═════ Supplied entries ═════

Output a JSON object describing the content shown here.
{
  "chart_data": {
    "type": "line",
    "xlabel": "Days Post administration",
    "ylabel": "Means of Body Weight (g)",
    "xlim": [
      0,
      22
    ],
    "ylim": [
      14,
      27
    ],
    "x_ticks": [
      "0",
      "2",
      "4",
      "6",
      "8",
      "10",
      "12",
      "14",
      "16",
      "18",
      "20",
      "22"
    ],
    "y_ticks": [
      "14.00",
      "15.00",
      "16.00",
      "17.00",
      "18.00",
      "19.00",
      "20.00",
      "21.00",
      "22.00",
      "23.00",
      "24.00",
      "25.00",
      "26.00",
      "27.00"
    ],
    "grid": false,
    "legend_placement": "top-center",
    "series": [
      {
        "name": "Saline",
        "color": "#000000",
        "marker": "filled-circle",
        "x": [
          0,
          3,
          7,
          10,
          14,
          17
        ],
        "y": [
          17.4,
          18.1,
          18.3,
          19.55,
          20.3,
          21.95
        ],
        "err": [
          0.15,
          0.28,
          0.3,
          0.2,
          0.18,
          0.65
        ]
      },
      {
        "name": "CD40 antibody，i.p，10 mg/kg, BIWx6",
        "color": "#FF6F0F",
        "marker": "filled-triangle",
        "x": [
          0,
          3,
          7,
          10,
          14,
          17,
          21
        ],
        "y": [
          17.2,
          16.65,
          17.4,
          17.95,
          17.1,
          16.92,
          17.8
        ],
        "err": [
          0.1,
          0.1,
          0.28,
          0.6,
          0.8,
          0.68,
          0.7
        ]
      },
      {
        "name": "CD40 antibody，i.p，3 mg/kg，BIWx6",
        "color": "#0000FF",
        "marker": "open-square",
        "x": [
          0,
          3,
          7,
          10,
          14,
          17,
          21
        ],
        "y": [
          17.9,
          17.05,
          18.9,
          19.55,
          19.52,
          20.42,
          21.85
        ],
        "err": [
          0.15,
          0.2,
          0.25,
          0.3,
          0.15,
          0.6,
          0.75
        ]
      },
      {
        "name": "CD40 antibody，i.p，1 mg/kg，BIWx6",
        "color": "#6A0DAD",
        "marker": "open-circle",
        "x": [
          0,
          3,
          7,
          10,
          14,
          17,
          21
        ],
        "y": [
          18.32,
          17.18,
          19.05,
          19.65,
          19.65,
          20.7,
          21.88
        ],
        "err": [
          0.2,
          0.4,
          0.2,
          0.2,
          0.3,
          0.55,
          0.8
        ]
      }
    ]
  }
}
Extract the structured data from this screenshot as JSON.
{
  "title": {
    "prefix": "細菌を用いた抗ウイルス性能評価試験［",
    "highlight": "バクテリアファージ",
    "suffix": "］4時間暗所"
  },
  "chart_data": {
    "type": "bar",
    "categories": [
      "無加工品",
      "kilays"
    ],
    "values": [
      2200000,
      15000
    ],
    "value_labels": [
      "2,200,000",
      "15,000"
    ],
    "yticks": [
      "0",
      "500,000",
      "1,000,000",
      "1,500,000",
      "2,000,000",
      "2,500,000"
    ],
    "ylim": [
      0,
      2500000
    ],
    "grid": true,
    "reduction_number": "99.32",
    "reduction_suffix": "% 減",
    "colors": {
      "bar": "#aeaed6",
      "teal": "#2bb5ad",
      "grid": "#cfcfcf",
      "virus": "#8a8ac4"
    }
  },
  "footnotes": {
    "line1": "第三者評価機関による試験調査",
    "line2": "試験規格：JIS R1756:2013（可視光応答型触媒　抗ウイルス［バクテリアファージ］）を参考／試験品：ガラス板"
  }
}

═════

## Task details
Every line containing the string "open" is required; copy each such line from the data.

## Exercise response
        "marker": "open-square",
        "marker": "open-circle",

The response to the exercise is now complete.